What is being asked.
List each line in which the string "personas" appears.

════════════════

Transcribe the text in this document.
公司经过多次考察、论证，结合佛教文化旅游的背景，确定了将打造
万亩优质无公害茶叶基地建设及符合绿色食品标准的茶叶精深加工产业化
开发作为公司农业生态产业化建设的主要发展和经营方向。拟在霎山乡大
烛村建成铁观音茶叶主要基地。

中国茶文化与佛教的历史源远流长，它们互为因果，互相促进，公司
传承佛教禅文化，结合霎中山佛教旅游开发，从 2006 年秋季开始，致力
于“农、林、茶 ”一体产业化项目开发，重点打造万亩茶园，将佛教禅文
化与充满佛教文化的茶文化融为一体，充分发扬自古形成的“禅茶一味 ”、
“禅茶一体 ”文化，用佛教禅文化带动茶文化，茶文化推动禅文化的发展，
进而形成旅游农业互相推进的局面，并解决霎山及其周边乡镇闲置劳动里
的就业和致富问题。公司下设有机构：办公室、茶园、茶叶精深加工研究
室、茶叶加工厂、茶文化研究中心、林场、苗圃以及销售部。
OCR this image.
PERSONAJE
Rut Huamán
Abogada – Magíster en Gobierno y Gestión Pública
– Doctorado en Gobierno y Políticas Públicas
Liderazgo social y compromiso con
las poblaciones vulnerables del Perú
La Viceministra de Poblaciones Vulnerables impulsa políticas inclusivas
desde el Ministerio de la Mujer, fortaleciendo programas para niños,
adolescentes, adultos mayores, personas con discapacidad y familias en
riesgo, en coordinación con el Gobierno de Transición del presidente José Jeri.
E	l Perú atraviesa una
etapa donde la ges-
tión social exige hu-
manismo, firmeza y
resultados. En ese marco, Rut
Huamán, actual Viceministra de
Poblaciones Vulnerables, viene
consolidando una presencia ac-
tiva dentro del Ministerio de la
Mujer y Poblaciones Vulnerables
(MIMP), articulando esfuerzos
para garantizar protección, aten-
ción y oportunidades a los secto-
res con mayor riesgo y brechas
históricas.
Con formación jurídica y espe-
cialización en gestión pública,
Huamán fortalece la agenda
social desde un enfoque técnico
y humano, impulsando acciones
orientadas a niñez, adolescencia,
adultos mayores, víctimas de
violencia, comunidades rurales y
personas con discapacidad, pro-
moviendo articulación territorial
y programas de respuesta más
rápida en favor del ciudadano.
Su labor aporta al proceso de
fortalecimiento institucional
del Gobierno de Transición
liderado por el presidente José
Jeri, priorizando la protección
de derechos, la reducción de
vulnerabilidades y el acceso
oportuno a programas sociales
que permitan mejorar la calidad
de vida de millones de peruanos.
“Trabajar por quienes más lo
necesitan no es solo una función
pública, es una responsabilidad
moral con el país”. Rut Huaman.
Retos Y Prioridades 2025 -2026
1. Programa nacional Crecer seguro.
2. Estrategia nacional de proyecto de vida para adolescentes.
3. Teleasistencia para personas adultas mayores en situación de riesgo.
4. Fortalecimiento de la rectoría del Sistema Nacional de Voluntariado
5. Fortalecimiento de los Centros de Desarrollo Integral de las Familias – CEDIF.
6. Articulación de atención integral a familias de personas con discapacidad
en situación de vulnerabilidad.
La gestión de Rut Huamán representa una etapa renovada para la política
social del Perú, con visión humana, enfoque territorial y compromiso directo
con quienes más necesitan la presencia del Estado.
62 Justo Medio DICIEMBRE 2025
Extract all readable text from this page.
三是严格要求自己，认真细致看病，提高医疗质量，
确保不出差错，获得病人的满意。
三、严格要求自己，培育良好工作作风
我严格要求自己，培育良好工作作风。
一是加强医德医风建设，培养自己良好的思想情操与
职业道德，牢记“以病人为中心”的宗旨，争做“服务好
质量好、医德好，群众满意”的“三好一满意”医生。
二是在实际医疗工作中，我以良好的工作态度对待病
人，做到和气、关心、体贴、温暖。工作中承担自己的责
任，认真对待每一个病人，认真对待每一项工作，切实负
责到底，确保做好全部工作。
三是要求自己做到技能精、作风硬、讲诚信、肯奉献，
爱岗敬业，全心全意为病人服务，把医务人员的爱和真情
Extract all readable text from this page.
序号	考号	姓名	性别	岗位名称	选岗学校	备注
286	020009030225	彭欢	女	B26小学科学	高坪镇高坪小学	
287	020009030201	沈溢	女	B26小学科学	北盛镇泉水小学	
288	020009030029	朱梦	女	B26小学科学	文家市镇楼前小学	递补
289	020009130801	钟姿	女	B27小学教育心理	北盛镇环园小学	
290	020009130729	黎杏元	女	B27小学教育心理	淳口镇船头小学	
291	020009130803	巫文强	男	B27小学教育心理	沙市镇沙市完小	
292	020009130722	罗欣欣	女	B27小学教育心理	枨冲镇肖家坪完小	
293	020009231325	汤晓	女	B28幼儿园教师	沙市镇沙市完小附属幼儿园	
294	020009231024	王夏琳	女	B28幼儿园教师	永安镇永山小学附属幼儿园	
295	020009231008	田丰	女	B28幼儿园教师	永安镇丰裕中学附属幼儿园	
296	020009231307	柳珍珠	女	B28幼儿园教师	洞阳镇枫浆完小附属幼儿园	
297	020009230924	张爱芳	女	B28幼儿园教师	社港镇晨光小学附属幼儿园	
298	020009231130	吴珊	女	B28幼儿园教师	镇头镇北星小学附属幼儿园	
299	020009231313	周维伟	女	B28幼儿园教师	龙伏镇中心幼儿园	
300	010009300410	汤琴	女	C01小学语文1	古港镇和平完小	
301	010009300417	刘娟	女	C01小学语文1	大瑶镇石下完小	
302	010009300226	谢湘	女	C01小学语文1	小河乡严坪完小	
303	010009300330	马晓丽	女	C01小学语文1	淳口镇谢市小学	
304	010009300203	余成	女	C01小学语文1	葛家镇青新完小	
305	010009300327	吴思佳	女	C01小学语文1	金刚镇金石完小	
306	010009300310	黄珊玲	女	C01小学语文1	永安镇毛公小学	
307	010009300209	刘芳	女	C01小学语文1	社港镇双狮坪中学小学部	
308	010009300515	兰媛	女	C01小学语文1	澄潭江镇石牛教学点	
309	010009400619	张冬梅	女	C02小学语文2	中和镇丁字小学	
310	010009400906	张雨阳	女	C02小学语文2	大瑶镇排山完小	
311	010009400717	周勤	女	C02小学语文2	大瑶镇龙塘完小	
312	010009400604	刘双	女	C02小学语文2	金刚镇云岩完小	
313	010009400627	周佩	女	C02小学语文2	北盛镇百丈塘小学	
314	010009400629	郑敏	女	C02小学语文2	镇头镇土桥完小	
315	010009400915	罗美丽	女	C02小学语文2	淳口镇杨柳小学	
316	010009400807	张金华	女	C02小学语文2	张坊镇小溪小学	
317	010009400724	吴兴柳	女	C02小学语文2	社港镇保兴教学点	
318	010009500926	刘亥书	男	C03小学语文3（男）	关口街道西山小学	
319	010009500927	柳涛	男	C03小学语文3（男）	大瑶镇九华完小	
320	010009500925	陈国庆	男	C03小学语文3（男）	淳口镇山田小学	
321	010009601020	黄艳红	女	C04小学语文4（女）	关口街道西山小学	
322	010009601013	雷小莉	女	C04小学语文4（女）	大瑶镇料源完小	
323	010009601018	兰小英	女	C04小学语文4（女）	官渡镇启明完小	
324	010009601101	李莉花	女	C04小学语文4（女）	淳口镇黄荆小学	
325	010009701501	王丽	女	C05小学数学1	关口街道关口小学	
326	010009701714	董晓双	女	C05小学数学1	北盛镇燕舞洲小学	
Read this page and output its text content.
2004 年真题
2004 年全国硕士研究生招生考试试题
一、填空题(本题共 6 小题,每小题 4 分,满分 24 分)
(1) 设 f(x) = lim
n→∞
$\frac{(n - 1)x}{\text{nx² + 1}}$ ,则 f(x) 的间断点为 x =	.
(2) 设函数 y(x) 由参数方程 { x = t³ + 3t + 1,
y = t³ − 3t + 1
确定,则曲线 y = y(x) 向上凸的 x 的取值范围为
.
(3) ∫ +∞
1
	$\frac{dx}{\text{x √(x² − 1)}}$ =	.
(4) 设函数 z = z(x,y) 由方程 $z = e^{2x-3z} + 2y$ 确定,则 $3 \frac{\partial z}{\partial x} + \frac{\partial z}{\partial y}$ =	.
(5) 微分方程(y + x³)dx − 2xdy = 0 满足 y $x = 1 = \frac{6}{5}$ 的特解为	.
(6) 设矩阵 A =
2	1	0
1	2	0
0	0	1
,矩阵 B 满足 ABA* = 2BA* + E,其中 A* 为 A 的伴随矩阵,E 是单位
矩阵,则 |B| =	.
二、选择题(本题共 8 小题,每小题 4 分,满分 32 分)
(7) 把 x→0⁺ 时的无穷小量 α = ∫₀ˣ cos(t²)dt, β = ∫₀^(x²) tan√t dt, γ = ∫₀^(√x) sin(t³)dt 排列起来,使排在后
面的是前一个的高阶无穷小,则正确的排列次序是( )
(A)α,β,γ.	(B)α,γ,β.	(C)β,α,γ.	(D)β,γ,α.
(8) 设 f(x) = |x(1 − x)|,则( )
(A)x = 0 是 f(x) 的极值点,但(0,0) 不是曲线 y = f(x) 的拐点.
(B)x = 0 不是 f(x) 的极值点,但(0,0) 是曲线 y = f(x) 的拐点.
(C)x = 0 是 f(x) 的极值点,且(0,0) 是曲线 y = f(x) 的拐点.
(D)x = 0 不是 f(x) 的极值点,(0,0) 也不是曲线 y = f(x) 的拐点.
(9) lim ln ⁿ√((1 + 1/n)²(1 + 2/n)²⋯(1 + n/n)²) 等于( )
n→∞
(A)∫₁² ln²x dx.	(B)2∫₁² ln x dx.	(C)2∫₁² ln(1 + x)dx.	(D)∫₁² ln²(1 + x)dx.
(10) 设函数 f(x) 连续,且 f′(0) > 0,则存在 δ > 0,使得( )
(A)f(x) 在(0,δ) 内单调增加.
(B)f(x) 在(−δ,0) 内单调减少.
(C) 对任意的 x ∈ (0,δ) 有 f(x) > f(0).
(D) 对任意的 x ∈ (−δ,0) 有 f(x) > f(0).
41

════════════════

Exercise solution.
adolescentes, adultos mayores, personas con discapacidad y familias en
personas con discapacidad, pro-
3. Teleasistencia para personas adultas mayores en situación de riesgo.
6. Articulación de atención integral a familias de personas con discapacidad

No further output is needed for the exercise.